TASK: Locate each line in the records containing "annotation". Copy it.

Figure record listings
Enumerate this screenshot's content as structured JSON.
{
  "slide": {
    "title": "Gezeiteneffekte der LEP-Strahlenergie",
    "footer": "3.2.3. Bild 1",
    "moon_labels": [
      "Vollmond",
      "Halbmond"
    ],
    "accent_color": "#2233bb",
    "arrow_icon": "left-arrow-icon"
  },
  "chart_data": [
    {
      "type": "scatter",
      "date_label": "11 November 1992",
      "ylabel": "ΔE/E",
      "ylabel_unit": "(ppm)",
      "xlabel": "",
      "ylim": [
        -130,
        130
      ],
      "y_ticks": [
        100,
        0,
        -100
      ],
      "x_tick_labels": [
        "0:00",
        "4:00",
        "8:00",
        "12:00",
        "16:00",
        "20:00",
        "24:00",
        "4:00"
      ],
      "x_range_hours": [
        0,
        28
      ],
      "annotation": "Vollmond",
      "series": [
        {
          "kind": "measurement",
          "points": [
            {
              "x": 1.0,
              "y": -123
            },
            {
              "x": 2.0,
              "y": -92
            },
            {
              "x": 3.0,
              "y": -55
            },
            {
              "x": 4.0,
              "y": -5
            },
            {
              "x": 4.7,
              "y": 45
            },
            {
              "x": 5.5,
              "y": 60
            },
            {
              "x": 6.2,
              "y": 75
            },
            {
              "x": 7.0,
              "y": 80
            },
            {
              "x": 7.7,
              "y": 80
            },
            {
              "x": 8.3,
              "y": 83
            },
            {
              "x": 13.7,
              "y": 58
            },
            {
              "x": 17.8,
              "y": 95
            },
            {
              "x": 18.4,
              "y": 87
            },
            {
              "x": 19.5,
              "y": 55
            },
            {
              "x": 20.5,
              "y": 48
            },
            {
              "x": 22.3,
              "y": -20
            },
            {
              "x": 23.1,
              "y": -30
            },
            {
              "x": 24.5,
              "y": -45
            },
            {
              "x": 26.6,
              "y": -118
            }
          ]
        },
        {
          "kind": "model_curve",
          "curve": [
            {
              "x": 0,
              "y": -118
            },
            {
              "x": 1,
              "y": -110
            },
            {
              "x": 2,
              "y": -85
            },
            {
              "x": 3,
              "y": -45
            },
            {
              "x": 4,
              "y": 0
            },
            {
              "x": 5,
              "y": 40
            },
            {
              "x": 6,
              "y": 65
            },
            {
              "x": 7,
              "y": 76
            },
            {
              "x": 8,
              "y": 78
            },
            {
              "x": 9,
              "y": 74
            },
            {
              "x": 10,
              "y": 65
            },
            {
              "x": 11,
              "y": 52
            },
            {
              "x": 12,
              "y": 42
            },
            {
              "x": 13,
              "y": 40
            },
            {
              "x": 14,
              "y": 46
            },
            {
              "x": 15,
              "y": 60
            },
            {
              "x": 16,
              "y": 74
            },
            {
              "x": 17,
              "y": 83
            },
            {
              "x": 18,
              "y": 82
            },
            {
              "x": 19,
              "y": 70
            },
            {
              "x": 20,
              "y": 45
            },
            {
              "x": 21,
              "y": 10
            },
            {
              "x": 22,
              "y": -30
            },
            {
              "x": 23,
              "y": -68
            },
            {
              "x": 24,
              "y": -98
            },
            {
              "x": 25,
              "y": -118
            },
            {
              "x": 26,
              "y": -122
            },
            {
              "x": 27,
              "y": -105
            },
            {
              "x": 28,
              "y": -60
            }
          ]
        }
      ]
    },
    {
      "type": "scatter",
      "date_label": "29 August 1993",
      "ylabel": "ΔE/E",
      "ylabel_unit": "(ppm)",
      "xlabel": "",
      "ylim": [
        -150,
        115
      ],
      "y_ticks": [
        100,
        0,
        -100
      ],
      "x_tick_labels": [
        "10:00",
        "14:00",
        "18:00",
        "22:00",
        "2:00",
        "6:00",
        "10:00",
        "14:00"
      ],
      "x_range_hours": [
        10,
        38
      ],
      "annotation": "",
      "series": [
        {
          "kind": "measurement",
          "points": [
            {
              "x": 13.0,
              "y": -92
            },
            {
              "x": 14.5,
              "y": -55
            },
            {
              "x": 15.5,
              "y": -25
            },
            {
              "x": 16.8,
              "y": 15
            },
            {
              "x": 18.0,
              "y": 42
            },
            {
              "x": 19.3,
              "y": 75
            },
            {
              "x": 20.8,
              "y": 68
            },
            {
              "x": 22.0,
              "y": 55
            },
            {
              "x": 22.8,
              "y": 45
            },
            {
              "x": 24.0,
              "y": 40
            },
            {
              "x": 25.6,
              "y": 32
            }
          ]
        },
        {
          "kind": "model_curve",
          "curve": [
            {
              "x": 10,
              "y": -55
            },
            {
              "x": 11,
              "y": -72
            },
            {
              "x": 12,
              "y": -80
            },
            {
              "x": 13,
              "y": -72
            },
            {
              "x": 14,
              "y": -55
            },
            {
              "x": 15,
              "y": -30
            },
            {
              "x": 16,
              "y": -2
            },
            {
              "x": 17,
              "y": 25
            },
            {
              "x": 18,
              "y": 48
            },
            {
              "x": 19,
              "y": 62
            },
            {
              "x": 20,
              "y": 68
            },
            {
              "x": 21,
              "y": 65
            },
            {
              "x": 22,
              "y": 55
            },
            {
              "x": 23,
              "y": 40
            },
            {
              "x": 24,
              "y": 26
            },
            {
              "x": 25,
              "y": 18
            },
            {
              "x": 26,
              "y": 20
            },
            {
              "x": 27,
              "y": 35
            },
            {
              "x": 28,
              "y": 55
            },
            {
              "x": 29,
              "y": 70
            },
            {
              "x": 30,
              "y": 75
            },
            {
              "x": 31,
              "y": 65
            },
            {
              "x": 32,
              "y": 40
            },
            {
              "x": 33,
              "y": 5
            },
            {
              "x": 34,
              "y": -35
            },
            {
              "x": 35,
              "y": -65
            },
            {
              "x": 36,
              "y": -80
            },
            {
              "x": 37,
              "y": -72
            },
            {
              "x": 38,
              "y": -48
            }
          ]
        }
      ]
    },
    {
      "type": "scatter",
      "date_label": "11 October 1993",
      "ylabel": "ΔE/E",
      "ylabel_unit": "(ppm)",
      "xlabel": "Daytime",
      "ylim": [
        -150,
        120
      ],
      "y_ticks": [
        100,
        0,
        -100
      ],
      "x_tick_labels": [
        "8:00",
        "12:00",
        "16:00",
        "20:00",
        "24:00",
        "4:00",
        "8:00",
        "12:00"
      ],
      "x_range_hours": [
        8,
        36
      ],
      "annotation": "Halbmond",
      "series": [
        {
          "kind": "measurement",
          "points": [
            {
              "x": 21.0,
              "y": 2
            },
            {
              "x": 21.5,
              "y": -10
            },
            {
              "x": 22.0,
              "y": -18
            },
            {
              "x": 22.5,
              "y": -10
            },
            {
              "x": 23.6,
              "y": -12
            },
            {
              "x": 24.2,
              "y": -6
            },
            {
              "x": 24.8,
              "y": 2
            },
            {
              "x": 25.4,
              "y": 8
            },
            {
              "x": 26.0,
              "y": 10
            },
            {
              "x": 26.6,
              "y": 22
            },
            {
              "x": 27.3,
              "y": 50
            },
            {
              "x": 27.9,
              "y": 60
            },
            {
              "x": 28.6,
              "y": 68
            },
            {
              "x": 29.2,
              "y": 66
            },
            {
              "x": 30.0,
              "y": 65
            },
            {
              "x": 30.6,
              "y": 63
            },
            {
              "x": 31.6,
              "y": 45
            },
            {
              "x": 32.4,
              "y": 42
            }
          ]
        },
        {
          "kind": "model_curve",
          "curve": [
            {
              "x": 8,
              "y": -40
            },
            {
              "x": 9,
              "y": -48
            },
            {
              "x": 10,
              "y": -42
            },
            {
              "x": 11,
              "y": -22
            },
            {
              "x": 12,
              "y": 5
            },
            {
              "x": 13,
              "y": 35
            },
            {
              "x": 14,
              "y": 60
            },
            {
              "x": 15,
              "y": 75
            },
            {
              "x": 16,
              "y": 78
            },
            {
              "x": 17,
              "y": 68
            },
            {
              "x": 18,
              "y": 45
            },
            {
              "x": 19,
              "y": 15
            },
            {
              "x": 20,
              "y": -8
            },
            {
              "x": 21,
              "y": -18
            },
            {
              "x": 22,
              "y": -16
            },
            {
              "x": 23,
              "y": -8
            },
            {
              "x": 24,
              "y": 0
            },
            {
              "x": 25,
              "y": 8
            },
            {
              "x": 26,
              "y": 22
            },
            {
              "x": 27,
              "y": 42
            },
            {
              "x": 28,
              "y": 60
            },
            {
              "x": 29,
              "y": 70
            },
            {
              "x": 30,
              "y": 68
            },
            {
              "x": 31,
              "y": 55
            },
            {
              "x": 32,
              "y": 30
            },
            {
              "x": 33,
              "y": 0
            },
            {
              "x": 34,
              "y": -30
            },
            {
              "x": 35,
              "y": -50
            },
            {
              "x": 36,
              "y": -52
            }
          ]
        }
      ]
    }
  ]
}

EXERCISE RESPONSE:
      "annotation": "Vollmond",
      "annotation": "",
      "annotation": "Halbmond",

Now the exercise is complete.